[begin DATA FOR THE TASK]

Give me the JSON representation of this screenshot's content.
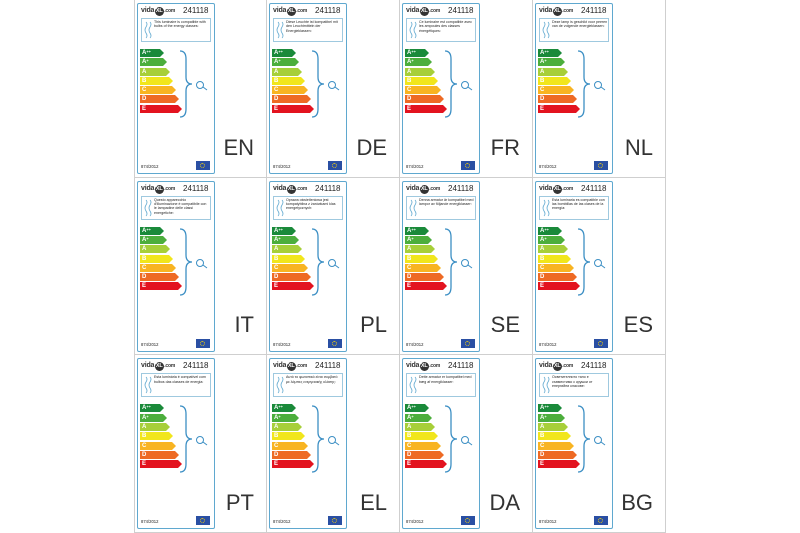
{
  "brand": {
    "text_left": "vida",
    "text_circle": "XL",
    "text_right": ".com"
  },
  "product_code": "241118",
  "regulation": "874/2012",
  "energy_classes": [
    {
      "main": "A",
      "sup": "++",
      "color": "#1a8a3a"
    },
    {
      "main": "A",
      "sup": "+",
      "color": "#4cae3c"
    },
    {
      "main": "A",
      "sup": "",
      "color": "#a7cf39"
    },
    {
      "main": "B",
      "sup": "",
      "color": "#f1e61c"
    },
    {
      "main": "C",
      "sup": "",
      "color": "#f8b422"
    },
    {
      "main": "D",
      "sup": "",
      "color": "#ee6a24"
    },
    {
      "main": "E",
      "sup": "",
      "color": "#e3131f"
    }
  ],
  "bar_widths_note": "",
  "labels": [
    {
      "lang": "EN",
      "text": "This luminaire is compatible with bulbs of the energy classes:"
    },
    {
      "lang": "DE",
      "text": "Diese Leuchte ist kompatibel mit den Leuchtmitteln der Energieklassen:"
    },
    {
      "lang": "FR",
      "text": "Ce luminaire est compatible avec les ampoules des classes énergétiques:"
    },
    {
      "lang": "NL",
      "text": "Deze lamp is geschikt voor peeren van de volgende energieklassen:"
    },
    {
      "lang": "IT",
      "text": "Questo apparecchio d'illuminazione è compatibile con le lampadine delle classi energetiche:"
    },
    {
      "lang": "PL",
      "text": "Oprawa oświetleniowa jest kompatybilna z żarówkami klas energetycznych:"
    },
    {
      "lang": "SE",
      "text": "Denna armatur är kompatibel med lampor av följande energiklasser:"
    },
    {
      "lang": "ES",
      "text": "Esta luminaria es compatible con las bombillas de las clases de la energía:"
    },
    {
      "lang": "PT",
      "text": "Esta luminária é compatível com bulbos das classes de energia:"
    },
    {
      "lang": "EL",
      "text": "Αυτό το φωτιστικό είναι συμβατό με λάμπες ενεργειακής κλάσης:"
    },
    {
      "lang": "DA",
      "text": "Dette armatur er kompatibel med bæg af energiklasser:"
    },
    {
      "lang": "BG",
      "text": "Осветителното тяло е съвместимо с крушки от енергийни класове:"
    }
  ]
}
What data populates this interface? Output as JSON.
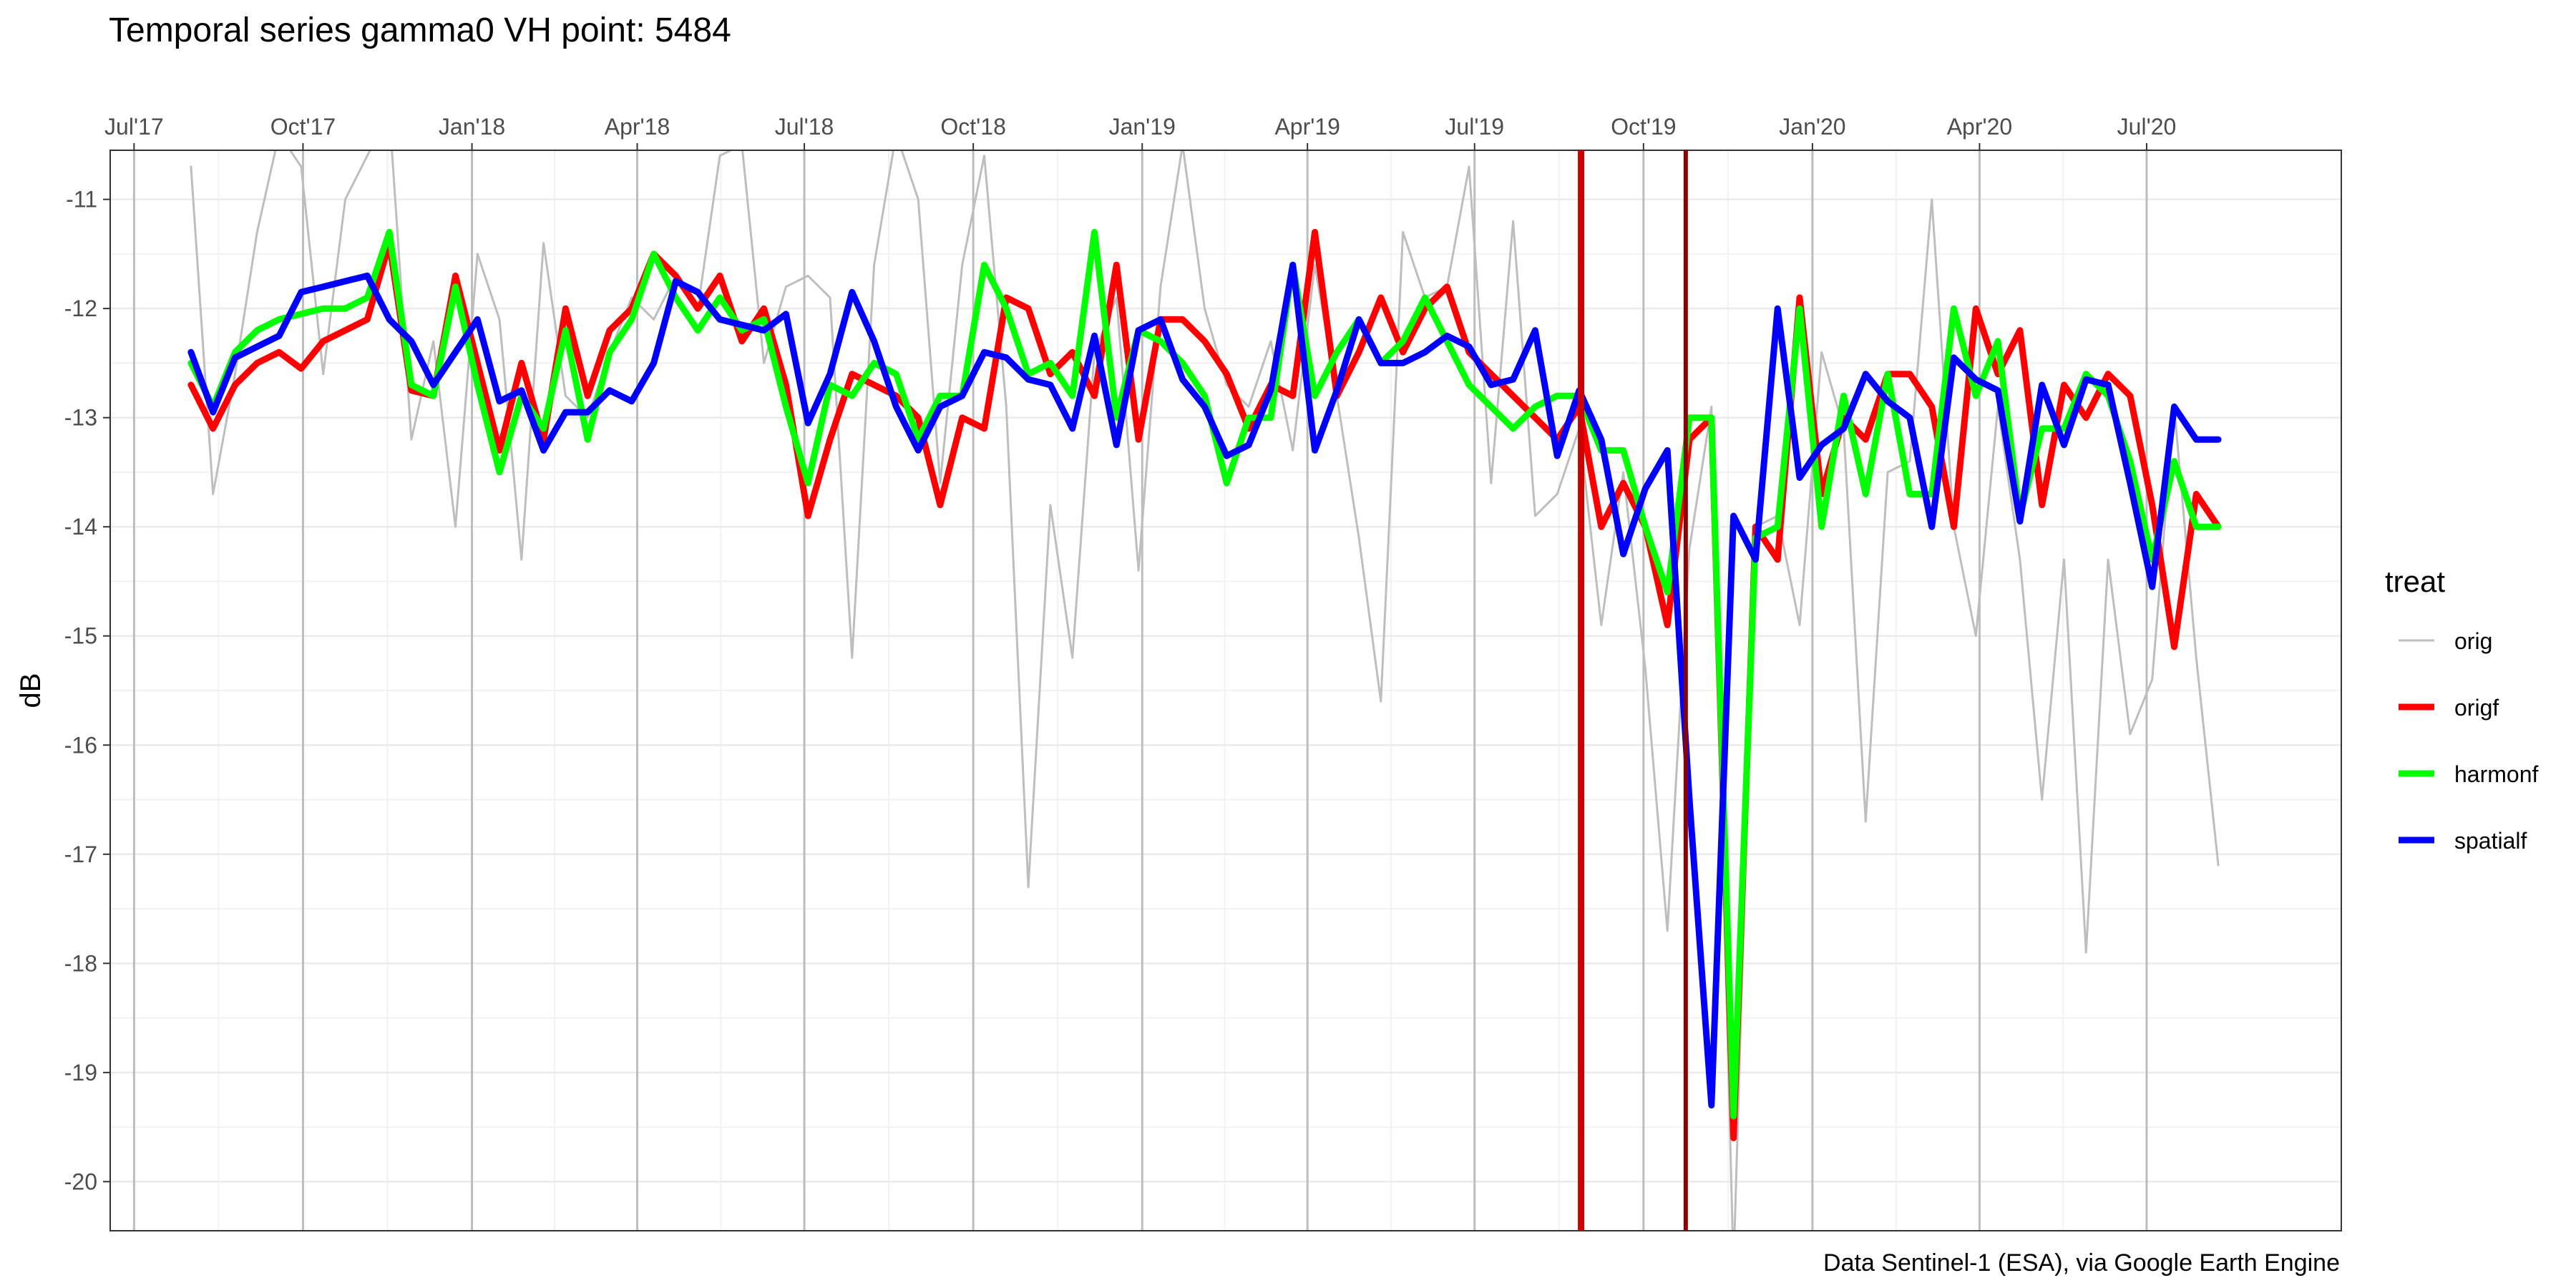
{
  "chart_data": {
    "type": "line",
    "title": "Temporal series gamma0 VH point: 5484",
    "xlabel": "",
    "ylabel": "dB",
    "caption": "Data Sentinel-1 (ESA), via Google Earth Engine",
    "legend_title": "treat",
    "legend_position": "right",
    "grid": true,
    "x_axis_position": "top",
    "xlim": [
      "2017-06-18",
      "2020-10-15"
    ],
    "ylim": [
      -20.45,
      -10.55
    ],
    "x_ticks": [
      {
        "date": "2017-07-01",
        "label": "Jul'17"
      },
      {
        "date": "2017-10-01",
        "label": "Oct'17"
      },
      {
        "date": "2018-01-01",
        "label": "Jan'18"
      },
      {
        "date": "2018-04-01",
        "label": "Apr'18"
      },
      {
        "date": "2018-07-01",
        "label": "Jul'18"
      },
      {
        "date": "2018-10-01",
        "label": "Oct'18"
      },
      {
        "date": "2019-01-01",
        "label": "Jan'19"
      },
      {
        "date": "2019-04-01",
        "label": "Apr'19"
      },
      {
        "date": "2019-07-01",
        "label": "Jul'19"
      },
      {
        "date": "2019-10-01",
        "label": "Oct'19"
      },
      {
        "date": "2020-01-01",
        "label": "Jan'20"
      },
      {
        "date": "2020-04-01",
        "label": "Apr'20"
      },
      {
        "date": "2020-07-01",
        "label": "Jul'20"
      }
    ],
    "y_ticks": [
      -20,
      -19,
      -18,
      -17,
      -16,
      -15,
      -14,
      -13,
      -12,
      -11
    ],
    "vertical_lines": [
      {
        "date": "2019-08-28",
        "color": "#cc0000"
      },
      {
        "date": "2019-10-24",
        "color": "#8b0000"
      }
    ],
    "x": [
      "2017-08-01",
      "2017-08-13",
      "2017-08-25",
      "2017-09-06",
      "2017-09-18",
      "2017-09-30",
      "2017-10-12",
      "2017-10-24",
      "2017-11-05",
      "2017-11-17",
      "2017-11-29",
      "2017-12-11",
      "2017-12-23",
      "2018-01-04",
      "2018-01-16",
      "2018-01-28",
      "2018-02-09",
      "2018-02-21",
      "2018-03-05",
      "2018-03-17",
      "2018-03-29",
      "2018-04-10",
      "2018-04-22",
      "2018-05-04",
      "2018-05-16",
      "2018-05-28",
      "2018-06-09",
      "2018-06-21",
      "2018-07-03",
      "2018-07-15",
      "2018-07-27",
      "2018-08-08",
      "2018-08-20",
      "2018-09-01",
      "2018-09-13",
      "2018-09-25",
      "2018-10-07",
      "2018-10-19",
      "2018-10-31",
      "2018-11-12",
      "2018-11-24",
      "2018-12-06",
      "2018-12-18",
      "2018-12-30",
      "2019-01-11",
      "2019-01-23",
      "2019-02-04",
      "2019-02-16",
      "2019-02-28",
      "2019-03-12",
      "2019-03-24",
      "2019-04-05",
      "2019-04-17",
      "2019-04-29",
      "2019-05-11",
      "2019-05-23",
      "2019-06-04",
      "2019-06-16",
      "2019-06-28",
      "2019-07-10",
      "2019-07-22",
      "2019-08-03",
      "2019-08-15",
      "2019-08-27",
      "2019-09-08",
      "2019-09-20",
      "2019-10-02",
      "2019-10-14",
      "2019-10-26",
      "2019-11-07",
      "2019-11-19",
      "2019-12-01",
      "2019-12-13",
      "2019-12-25",
      "2020-01-06",
      "2020-01-18",
      "2020-01-30",
      "2020-02-11",
      "2020-02-23",
      "2020-03-06",
      "2020-03-18",
      "2020-03-30",
      "2020-04-11",
      "2020-04-23",
      "2020-05-05",
      "2020-05-17",
      "2020-05-29",
      "2020-06-10",
      "2020-06-22",
      "2020-07-04",
      "2020-07-16",
      "2020-07-28",
      "2020-08-09"
    ],
    "series": [
      {
        "name": "orig",
        "color": "#bebebe",
        "values": [
          -10.7,
          -13.7,
          -12.6,
          -11.3,
          -10.4,
          -10.7,
          -12.6,
          -11.0,
          -10.6,
          -10.2,
          -13.2,
          -12.3,
          -14.0,
          -11.5,
          -12.1,
          -14.3,
          -11.4,
          -12.8,
          -13.0,
          -12.4,
          -11.9,
          -12.1,
          -11.7,
          -12.0,
          -10.6,
          -10.5,
          -12.5,
          -11.8,
          -11.7,
          -11.9,
          -15.2,
          -11.6,
          -10.4,
          -11.0,
          -13.6,
          -11.6,
          -10.6,
          -12.9,
          -17.3,
          -13.8,
          -15.2,
          -12.4,
          -11.9,
          -14.4,
          -11.8,
          -10.5,
          -12.0,
          -12.7,
          -12.9,
          -12.3,
          -13.3,
          -11.6,
          -12.8,
          -14.1,
          -15.6,
          -11.3,
          -11.9,
          -11.8,
          -10.7,
          -13.6,
          -11.2,
          -13.9,
          -13.7,
          -13.1,
          -14.9,
          -13.5,
          -15.3,
          -17.7,
          -14.2,
          -12.9,
          -20.8,
          -14.0,
          -13.9,
          -14.9,
          -12.4,
          -13.1,
          -16.7,
          -13.5,
          -13.4,
          -11.0,
          -14.0,
          -15.0,
          -12.9,
          -14.3,
          -16.5,
          -14.3,
          -17.9,
          -14.3,
          -15.9,
          -15.4,
          -12.9,
          -15.2,
          -17.1
        ]
      },
      {
        "name": "origf",
        "color": "#ff0000",
        "values": [
          -12.7,
          -13.1,
          -12.7,
          -12.5,
          -12.4,
          -12.55,
          -12.3,
          -12.2,
          -12.1,
          -11.4,
          -12.75,
          -12.8,
          -11.7,
          -12.5,
          -13.3,
          -12.5,
          -13.2,
          -12.0,
          -12.8,
          -12.2,
          -12.0,
          -11.5,
          -11.7,
          -12.0,
          -11.7,
          -12.3,
          -12.0,
          -12.7,
          -13.9,
          -13.2,
          -12.6,
          -12.7,
          -12.8,
          -13.0,
          -13.8,
          -13.0,
          -13.1,
          -11.9,
          -12.0,
          -12.6,
          -12.4,
          -12.8,
          -11.6,
          -13.2,
          -12.1,
          -12.1,
          -12.3,
          -12.6,
          -13.1,
          -12.7,
          -12.8,
          -11.3,
          -12.8,
          -12.4,
          -11.9,
          -12.4,
          -12.0,
          -11.8,
          -12.4,
          -12.6,
          -12.8,
          -13.0,
          -13.2,
          -12.9,
          -14.0,
          -13.6,
          -14.0,
          -14.9,
          -13.2,
          -13.0,
          -19.6,
          -14.0,
          -14.3,
          -11.9,
          -13.7,
          -13.0,
          -13.2,
          -12.6,
          -12.6,
          -12.9,
          -14.0,
          -12.0,
          -12.6,
          -12.2,
          -13.8,
          -12.7,
          -13.0,
          -12.6,
          -12.8,
          -13.8,
          -15.1,
          -13.7,
          -14.0
        ]
      },
      {
        "name": "harmonf",
        "color": "#00ff00",
        "values": [
          -12.5,
          -12.9,
          -12.4,
          -12.2,
          -12.1,
          -12.05,
          -12.0,
          -12.0,
          -11.9,
          -11.3,
          -12.7,
          -12.8,
          -11.8,
          -12.7,
          -13.5,
          -12.8,
          -13.1,
          -12.2,
          -13.2,
          -12.4,
          -12.1,
          -11.5,
          -11.9,
          -12.2,
          -11.9,
          -12.2,
          -12.1,
          -12.9,
          -13.6,
          -12.7,
          -12.8,
          -12.5,
          -12.6,
          -13.2,
          -12.8,
          -12.8,
          -11.6,
          -12.0,
          -12.6,
          -12.5,
          -12.8,
          -11.3,
          -13.0,
          -12.2,
          -12.3,
          -12.5,
          -12.8,
          -13.6,
          -13.0,
          -13.0,
          -11.6,
          -12.8,
          -12.4,
          -12.1,
          -12.5,
          -12.3,
          -11.9,
          -12.3,
          -12.7,
          -12.9,
          -13.1,
          -12.9,
          -12.8,
          -12.8,
          -13.3,
          -13.3,
          -14.0,
          -14.6,
          -13.0,
          -13.0,
          -19.4,
          -14.1,
          -14.0,
          -12.0,
          -14.0,
          -12.8,
          -13.7,
          -12.6,
          -13.7,
          -13.7,
          -12.0,
          -12.8,
          -12.3,
          -13.9,
          -13.1,
          -13.1,
          -12.6,
          -12.8,
          -13.4,
          -14.3,
          -13.4,
          -14.0,
          -14.0
        ]
      },
      {
        "name": "spatialf",
        "color": "#0000ff",
        "values": [
          -12.4,
          -12.95,
          -12.45,
          -12.35,
          -12.25,
          -11.85,
          -11.8,
          -11.75,
          -11.7,
          -12.1,
          -12.3,
          -12.7,
          -12.4,
          -12.1,
          -12.85,
          -12.75,
          -13.3,
          -12.95,
          -12.95,
          -12.75,
          -12.85,
          -12.5,
          -11.75,
          -11.85,
          -12.1,
          -12.15,
          -12.2,
          -12.05,
          -13.05,
          -12.6,
          -11.85,
          -12.3,
          -12.9,
          -13.3,
          -12.9,
          -12.8,
          -12.4,
          -12.45,
          -12.65,
          -12.7,
          -13.1,
          -12.25,
          -13.25,
          -12.2,
          -12.1,
          -12.65,
          -12.9,
          -13.35,
          -13.25,
          -12.75,
          -11.6,
          -13.3,
          -12.75,
          -12.1,
          -12.5,
          -12.5,
          -12.4,
          -12.25,
          -12.35,
          -12.7,
          -12.65,
          -12.2,
          -13.35,
          -12.75,
          -13.2,
          -14.25,
          -13.65,
          -13.3,
          -16.5,
          -19.3,
          -13.9,
          -14.3,
          -12.0,
          -13.55,
          -13.25,
          -13.1,
          -12.6,
          -12.85,
          -13.0,
          -14.0,
          -12.45,
          -12.65,
          -12.75,
          -13.95,
          -12.7,
          -13.25,
          -12.65,
          -12.7,
          -13.6,
          -14.55,
          -12.9,
          -13.2,
          -13.2
        ]
      }
    ]
  }
}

[end DATA FOR THE TASK]

◆ YOUR INSTRUCTIONS:
Return all lines containing the word "name".

◆ ANSWER:
        "name": "orig",
        "name": "origf",
        "name": "harmonf",
        "name": "spatialf",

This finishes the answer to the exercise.